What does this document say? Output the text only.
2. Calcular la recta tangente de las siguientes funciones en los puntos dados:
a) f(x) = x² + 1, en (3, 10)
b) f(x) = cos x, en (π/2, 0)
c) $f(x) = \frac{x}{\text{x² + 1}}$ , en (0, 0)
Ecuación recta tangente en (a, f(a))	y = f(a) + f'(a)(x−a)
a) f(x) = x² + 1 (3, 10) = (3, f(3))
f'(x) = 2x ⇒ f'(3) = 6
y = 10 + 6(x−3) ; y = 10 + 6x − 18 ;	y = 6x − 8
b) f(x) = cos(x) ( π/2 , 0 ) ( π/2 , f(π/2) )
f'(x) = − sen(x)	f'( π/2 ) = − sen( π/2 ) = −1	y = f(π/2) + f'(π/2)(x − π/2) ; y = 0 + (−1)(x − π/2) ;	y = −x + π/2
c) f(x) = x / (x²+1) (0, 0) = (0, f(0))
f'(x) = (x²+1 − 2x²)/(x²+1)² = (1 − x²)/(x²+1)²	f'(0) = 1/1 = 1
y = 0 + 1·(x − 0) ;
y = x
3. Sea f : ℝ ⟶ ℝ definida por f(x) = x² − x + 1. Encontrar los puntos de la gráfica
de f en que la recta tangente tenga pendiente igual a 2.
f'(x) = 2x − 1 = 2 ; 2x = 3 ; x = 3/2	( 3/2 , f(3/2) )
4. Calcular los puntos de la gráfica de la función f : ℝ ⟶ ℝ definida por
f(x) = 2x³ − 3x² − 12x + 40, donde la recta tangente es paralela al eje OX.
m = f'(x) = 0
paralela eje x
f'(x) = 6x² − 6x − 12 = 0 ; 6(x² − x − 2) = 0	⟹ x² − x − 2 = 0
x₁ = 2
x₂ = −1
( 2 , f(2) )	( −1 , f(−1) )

• _Written task_: Copy every line of the entries above in which "Calcular" occurs.

• _Answer to this problem_:
2. Calcular la recta tangente de las siguientes funciones en los puntos dados:
4. Calcular los puntos de la gráfica de la función f : ℝ ⟶ ℝ definida por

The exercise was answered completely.